DIRECTIVE –
Repeat the entries below exactly as they appear, with no pictures.

Stored data entries:
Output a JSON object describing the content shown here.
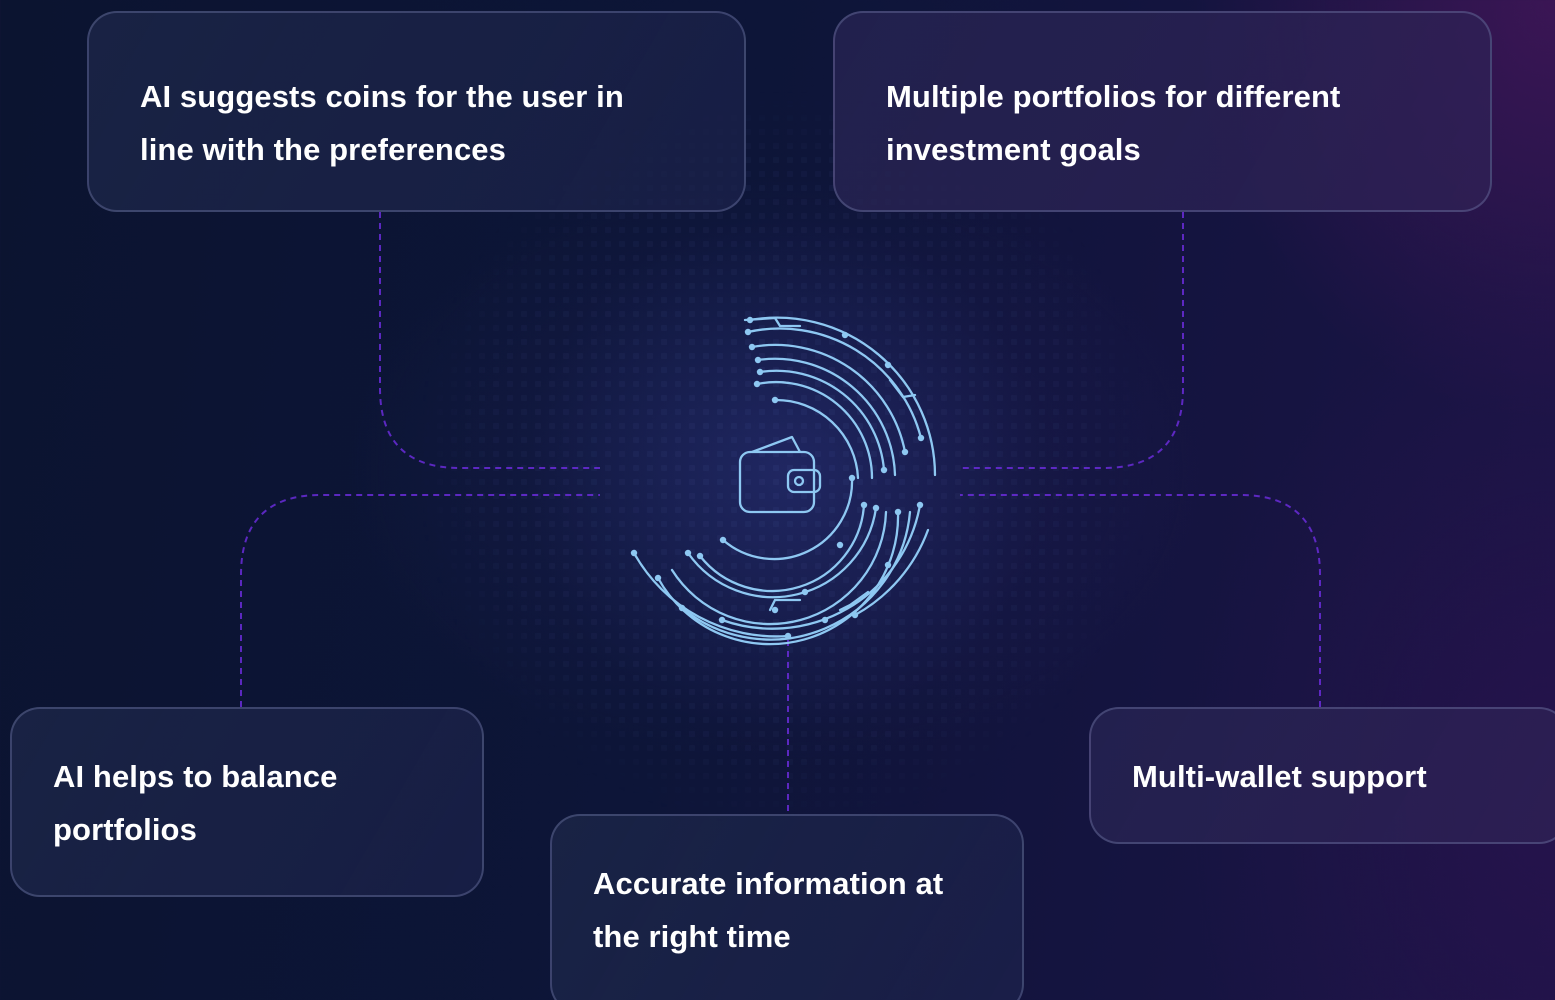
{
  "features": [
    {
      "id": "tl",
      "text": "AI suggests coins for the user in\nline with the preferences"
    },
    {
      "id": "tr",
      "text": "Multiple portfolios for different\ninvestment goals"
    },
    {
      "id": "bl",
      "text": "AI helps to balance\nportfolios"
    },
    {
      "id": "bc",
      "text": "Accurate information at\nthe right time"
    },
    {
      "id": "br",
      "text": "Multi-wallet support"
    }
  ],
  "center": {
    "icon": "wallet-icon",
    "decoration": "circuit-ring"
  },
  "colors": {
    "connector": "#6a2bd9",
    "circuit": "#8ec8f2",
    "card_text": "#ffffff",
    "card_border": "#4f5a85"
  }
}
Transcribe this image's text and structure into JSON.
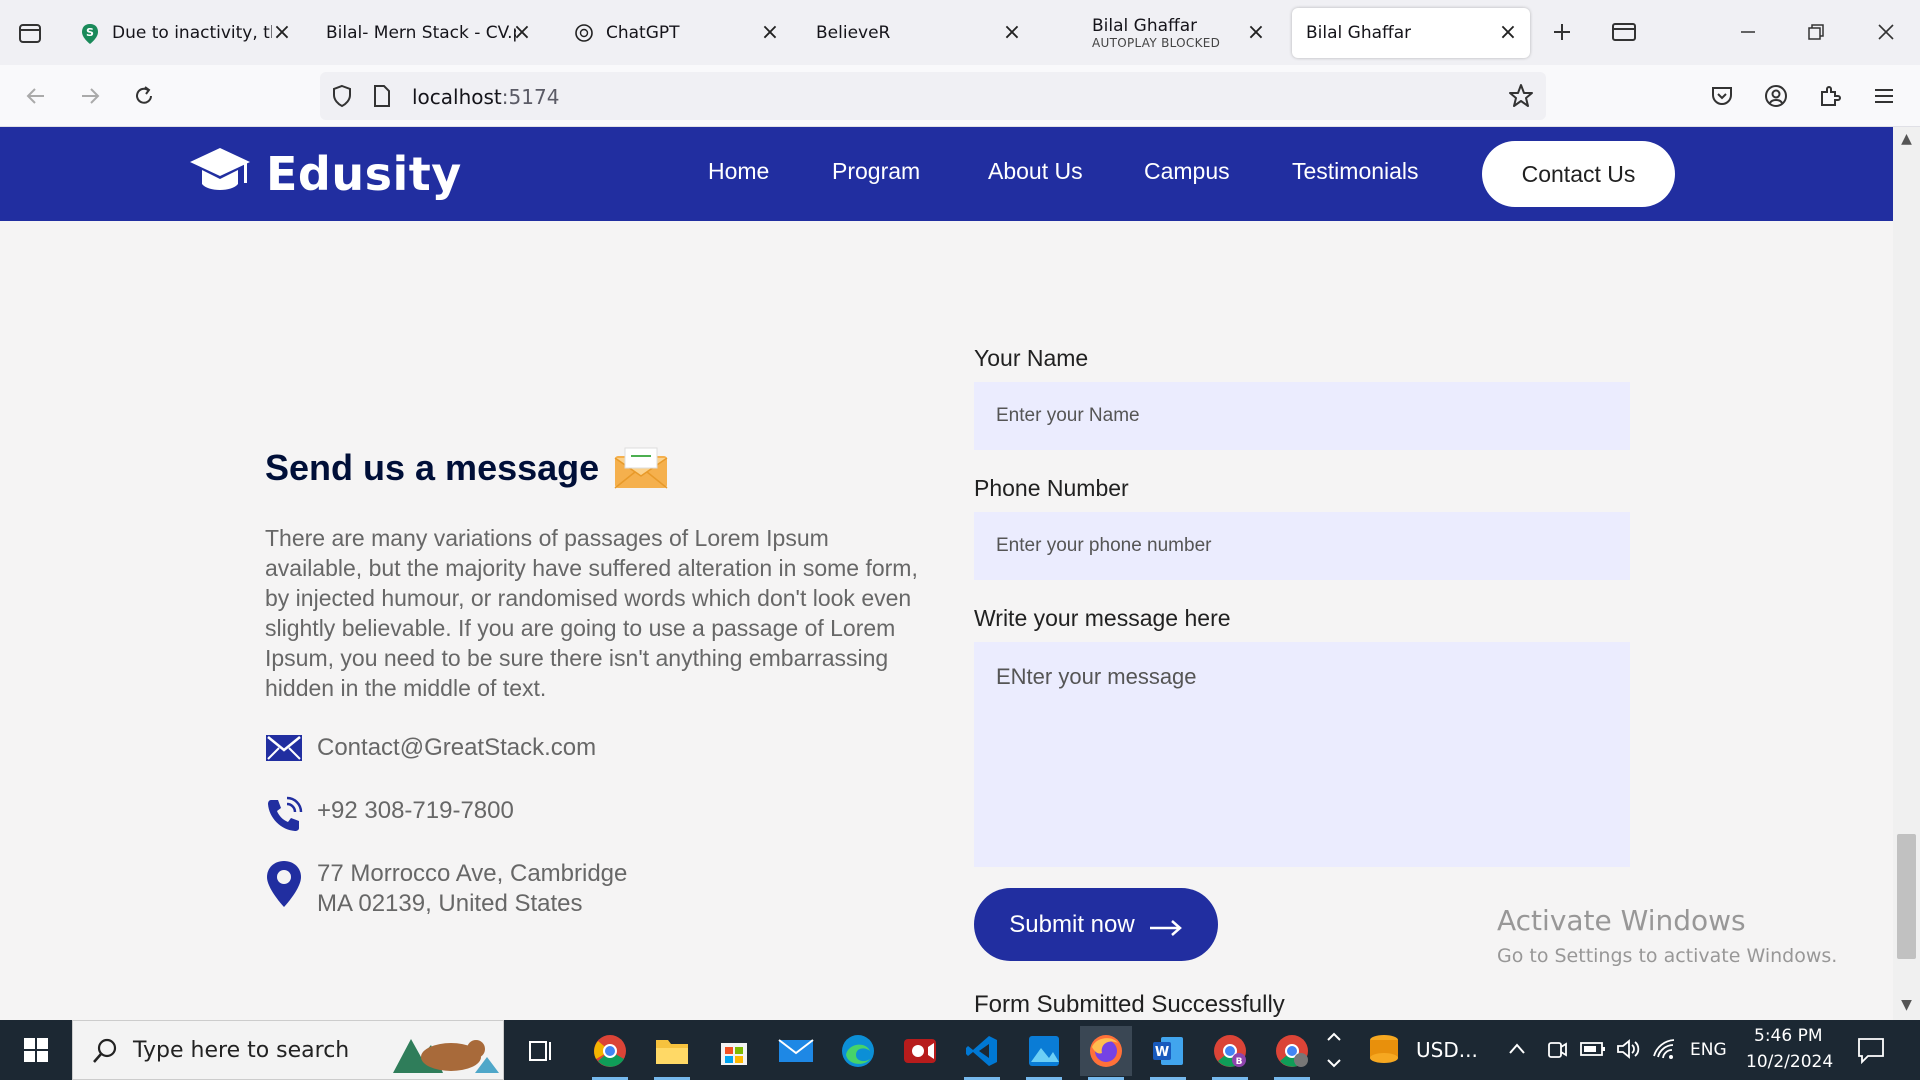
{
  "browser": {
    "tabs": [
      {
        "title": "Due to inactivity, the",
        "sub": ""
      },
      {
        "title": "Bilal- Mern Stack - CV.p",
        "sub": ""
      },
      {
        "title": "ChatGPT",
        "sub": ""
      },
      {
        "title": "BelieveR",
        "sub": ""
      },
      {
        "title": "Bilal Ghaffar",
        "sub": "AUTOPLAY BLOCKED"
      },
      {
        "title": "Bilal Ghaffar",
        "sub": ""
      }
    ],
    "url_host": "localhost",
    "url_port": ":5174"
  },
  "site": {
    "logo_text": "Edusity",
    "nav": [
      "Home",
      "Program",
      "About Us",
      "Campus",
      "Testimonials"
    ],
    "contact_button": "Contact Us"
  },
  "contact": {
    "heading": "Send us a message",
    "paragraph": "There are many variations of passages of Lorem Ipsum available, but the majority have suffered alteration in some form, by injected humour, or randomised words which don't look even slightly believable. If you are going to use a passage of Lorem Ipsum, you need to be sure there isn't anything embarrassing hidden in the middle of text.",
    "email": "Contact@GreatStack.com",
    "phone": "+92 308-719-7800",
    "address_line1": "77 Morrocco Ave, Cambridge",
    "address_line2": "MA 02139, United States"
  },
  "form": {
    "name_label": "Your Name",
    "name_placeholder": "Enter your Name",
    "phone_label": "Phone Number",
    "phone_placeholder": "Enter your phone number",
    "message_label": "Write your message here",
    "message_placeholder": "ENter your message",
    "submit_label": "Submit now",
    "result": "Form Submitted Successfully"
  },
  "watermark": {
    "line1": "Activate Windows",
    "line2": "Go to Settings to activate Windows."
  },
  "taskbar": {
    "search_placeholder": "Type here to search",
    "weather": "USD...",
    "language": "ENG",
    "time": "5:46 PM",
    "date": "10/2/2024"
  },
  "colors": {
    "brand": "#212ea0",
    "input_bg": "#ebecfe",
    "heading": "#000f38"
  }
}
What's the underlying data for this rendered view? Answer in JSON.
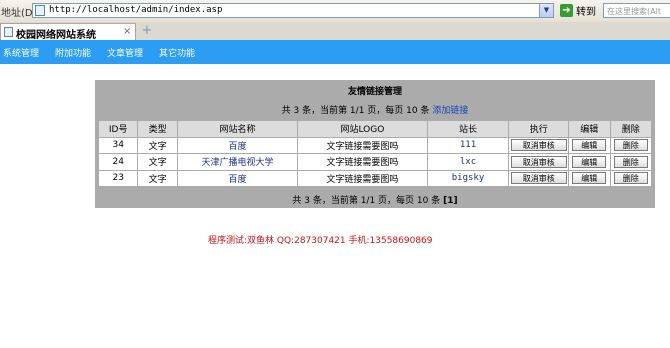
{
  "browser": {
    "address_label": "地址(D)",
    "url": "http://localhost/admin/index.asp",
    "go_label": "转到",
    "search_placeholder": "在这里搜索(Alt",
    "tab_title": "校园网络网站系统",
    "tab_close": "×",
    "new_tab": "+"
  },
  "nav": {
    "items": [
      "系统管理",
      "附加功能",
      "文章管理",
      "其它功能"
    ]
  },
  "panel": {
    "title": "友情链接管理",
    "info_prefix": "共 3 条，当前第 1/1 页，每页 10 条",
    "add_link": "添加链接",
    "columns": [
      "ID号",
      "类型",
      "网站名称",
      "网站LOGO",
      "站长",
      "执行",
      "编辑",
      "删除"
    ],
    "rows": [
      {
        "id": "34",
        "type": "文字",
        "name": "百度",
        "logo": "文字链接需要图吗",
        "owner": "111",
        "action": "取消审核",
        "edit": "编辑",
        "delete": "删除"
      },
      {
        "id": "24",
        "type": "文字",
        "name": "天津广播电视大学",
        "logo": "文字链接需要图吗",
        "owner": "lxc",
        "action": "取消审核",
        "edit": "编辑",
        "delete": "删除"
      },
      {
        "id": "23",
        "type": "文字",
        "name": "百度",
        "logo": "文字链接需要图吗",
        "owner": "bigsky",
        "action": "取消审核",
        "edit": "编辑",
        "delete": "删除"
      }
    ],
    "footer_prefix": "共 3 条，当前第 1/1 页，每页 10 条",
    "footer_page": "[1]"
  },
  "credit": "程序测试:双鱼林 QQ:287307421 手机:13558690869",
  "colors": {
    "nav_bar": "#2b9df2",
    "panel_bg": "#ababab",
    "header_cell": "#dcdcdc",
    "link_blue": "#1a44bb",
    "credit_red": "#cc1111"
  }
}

WRITTEN SOLUTION –
Output a JSON object describing the content shown here.
{
  "features": [
    {
      "id": "tl",
      "text": "AI suggests coins for the user in\nline with the preferences"
    },
    {
      "id": "tr",
      "text": "Multiple portfolios for different\ninvestment goals"
    },
    {
      "id": "bl",
      "text": "AI helps to balance\nportfolios"
    },
    {
      "id": "bc",
      "text": "Accurate information at\nthe right time"
    },
    {
      "id": "br",
      "text": "Multi-wallet support"
    }
  ],
  "center": {
    "icon": "wallet-icon",
    "decoration": "circuit-ring"
  },
  "colors": {
    "connector": "#6a2bd9",
    "circuit": "#8ec8f2",
    "card_text": "#ffffff",
    "card_border": "#4f5a85"
  }
}
Transcribe this image's text and structure into JSON.
{
  "browser": {
    "tabs": [
      {
        "title": "Due to inactivity, the",
        "sub": ""
      },
      {
        "title": "Bilal- Mern Stack - CV.p",
        "sub": ""
      },
      {
        "title": "ChatGPT",
        "sub": ""
      },
      {
        "title": "BelieveR",
        "sub": ""
      },
      {
        "title": "Bilal Ghaffar",
        "sub": "AUTOPLAY BLOCKED"
      },
      {
        "title": "Bilal Ghaffar",
        "sub": ""
      }
    ],
    "url_host": "localhost",
    "url_port": ":5174"
  },
  "site": {
    "logo_text": "Edusity",
    "nav": [
      "Home",
      "Program",
      "About Us",
      "Campus",
      "Testimonials"
    ],
    "contact_button": "Contact Us"
  },
  "contact": {
    "heading": "Send us a message",
    "paragraph": "There are many variations of passages of Lorem Ipsum available, but the majority have suffered alteration in some form, by injected humour, or randomised words which don't look even slightly believable. If you are going to use a passage of Lorem Ipsum, you need to be sure there isn't anything embarrassing hidden in the middle of text.",
    "email": "Contact@GreatStack.com",
    "phone": "+92 308-719-7800",
    "address_line1": "77 Morrocco Ave, Cambridge",
    "address_line2": "MA 02139, United States"
  },
  "form": {
    "name_label": "Your Name",
    "name_placeholder": "Enter your Name",
    "phone_label": "Phone Number",
    "phone_placeholder": "Enter your phone number",
    "message_label": "Write your message here",
    "message_placeholder": "ENter your message",
    "submit_label": "Submit now",
    "result": "Form Submitted Successfully"
  },
  "watermark": {
    "line1": "Activate Windows",
    "line2": "Go to Settings to activate Windows."
  },
  "taskbar": {
    "search_placeholder": "Type here to search",
    "weather": "USD...",
    "language": "ENG",
    "time": "5:46 PM",
    "date": "10/2/2024"
  },
  "colors": {
    "brand": "#212ea0",
    "input_bg": "#ebecfe",
    "heading": "#000f38"
  }
}
What's the underlying data for this rendered view? Answer in JSON.
{
  "browser": {
    "address_label": "地址(D)",
    "url": "http://localhost/admin/index.asp",
    "go_label": "转到",
    "search_placeholder": "在这里搜索(Alt",
    "tab_title": "校园网络网站系统",
    "tab_close": "×",
    "new_tab": "+"
  },
  "nav": {
    "items": [
      "系统管理",
      "附加功能",
      "文章管理",
      "其它功能"
    ]
  },
  "panel": {
    "title": "友情链接管理",
    "info_prefix": "共 3 条，当前第 1/1 页，每页 10 条",
    "add_link": "添加链接",
    "columns": [
      "ID号",
      "类型",
      "网站名称",
      "网站LOGO",
      "站长",
      "执行",
      "编辑",
      "删除"
    ],
    "rows": [
      {
        "id": "34",
        "type": "文字",
        "name": "百度",
        "logo": "文字链接需要图吗",
        "owner": "111",
        "action": "取消审核",
        "edit": "编辑",
        "delete": "删除"
      },
      {
        "id": "24",
        "type": "文字",
        "name": "天津广播电视大学",
        "logo": "文字链接需要图吗",
        "owner": "lxc",
        "action": "取消审核",
        "edit": "编辑",
        "delete": "删除"
      },
      {
        "id": "23",
        "type": "文字",
        "name": "百度",
        "logo": "文字链接需要图吗",
        "owner": "bigsky",
        "action": "取消审核",
        "edit": "编辑",
        "delete": "删除"
      }
    ],
    "footer_prefix": "共 3 条，当前第 1/1 页，每页 10 条",
    "footer_page": "[1]"
  },
  "credit": "程序测试:双鱼林 QQ:287307421 手机:13558690869",
  "colors": {
    "nav_bar": "#2b9df2",
    "panel_bg": "#ababab",
    "header_cell": "#dcdcdc",
    "link_blue": "#1a44bb",
    "credit_red": "#cc1111"
  }
}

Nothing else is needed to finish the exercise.